┌──
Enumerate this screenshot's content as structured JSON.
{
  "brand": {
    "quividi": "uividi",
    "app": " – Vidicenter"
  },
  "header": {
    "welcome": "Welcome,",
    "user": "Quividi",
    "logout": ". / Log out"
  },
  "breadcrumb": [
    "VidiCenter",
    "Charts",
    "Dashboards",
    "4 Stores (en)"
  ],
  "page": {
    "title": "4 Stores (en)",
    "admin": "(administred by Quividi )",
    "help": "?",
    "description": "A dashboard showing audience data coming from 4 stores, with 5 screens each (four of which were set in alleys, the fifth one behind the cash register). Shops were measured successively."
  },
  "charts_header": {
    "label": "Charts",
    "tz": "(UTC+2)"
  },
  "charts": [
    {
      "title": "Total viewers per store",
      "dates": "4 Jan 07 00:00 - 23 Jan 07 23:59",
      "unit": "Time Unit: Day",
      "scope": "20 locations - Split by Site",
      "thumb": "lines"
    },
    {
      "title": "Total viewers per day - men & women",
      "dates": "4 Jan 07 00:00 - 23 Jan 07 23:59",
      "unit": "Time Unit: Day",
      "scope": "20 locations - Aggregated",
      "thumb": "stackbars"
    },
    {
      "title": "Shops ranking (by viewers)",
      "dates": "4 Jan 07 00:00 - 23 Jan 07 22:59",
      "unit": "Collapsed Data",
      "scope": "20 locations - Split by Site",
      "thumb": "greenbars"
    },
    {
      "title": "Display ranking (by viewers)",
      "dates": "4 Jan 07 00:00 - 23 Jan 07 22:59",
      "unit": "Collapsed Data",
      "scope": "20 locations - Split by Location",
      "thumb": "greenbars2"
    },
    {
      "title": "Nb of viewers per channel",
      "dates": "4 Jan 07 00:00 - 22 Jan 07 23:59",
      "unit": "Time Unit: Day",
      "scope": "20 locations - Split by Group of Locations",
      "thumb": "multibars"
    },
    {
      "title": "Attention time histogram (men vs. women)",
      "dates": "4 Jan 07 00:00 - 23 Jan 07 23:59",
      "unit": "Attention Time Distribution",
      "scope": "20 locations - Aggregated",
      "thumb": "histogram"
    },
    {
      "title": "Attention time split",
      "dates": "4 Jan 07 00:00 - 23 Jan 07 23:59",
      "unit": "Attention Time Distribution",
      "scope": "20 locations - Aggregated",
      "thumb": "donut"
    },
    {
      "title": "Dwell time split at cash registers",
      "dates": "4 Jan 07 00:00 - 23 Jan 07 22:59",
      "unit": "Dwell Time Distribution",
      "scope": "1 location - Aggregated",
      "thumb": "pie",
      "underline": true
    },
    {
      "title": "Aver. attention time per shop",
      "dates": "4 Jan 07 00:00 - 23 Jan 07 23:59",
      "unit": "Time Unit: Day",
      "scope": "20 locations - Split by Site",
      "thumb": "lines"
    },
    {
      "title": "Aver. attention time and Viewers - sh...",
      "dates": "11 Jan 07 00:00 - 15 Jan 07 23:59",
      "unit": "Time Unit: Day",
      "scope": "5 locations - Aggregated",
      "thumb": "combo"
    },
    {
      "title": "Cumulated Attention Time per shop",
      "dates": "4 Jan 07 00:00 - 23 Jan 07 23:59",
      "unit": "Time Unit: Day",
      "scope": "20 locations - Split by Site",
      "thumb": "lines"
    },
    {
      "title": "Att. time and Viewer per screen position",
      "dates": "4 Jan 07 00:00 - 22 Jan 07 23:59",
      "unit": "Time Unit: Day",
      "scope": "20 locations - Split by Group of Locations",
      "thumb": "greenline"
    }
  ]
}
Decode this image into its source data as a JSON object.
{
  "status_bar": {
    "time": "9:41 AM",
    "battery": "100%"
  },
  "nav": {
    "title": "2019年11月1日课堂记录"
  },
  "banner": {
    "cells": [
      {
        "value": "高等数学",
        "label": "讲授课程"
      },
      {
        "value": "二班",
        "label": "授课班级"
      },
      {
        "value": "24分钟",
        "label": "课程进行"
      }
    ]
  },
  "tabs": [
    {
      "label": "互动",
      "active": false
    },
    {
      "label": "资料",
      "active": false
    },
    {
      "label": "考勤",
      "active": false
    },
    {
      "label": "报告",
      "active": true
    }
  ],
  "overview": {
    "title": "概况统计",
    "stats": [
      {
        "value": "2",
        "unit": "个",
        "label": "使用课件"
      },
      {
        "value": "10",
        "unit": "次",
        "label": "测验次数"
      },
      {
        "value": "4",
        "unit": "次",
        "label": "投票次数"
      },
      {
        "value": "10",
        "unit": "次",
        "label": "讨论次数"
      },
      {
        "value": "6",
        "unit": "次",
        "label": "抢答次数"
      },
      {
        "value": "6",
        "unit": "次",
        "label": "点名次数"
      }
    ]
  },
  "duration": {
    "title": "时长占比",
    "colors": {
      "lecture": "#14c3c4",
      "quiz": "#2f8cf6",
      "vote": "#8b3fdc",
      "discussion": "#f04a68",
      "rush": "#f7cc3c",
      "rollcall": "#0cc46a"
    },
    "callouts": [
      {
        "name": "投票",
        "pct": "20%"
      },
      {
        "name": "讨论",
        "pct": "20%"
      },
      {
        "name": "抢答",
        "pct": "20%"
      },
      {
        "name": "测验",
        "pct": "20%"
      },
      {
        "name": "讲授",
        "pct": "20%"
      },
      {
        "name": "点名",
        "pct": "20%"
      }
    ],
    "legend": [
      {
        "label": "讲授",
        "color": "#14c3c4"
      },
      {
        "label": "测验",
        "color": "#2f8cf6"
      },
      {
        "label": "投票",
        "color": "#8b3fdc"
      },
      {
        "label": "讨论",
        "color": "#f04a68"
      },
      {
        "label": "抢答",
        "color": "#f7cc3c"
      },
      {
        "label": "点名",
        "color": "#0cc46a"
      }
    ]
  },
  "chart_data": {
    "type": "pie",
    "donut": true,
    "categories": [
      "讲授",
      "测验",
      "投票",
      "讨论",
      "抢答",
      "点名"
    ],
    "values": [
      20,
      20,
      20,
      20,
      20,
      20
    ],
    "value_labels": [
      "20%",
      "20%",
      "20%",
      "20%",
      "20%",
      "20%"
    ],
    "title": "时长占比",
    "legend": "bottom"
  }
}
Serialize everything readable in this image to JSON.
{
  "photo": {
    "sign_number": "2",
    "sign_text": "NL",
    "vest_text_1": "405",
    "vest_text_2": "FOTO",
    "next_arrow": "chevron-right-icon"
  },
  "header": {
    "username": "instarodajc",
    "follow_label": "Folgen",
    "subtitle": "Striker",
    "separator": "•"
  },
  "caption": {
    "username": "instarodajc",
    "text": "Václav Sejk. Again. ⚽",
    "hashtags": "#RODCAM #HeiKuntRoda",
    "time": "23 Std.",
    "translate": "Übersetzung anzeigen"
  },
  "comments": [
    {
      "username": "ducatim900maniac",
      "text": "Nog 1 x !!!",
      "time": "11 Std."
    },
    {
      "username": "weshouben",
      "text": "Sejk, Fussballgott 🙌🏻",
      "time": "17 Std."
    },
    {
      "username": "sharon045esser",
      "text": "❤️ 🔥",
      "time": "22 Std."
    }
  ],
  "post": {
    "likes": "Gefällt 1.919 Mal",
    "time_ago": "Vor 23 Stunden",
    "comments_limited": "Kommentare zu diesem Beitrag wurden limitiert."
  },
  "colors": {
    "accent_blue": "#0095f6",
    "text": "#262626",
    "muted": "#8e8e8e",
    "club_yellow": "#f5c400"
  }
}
└──
Pick out the lines that contain "Dwell" and copy them.

● OUTPUT
      "title": "Dwell time split at cash registers",
      "unit": "Dwell Time Distribution",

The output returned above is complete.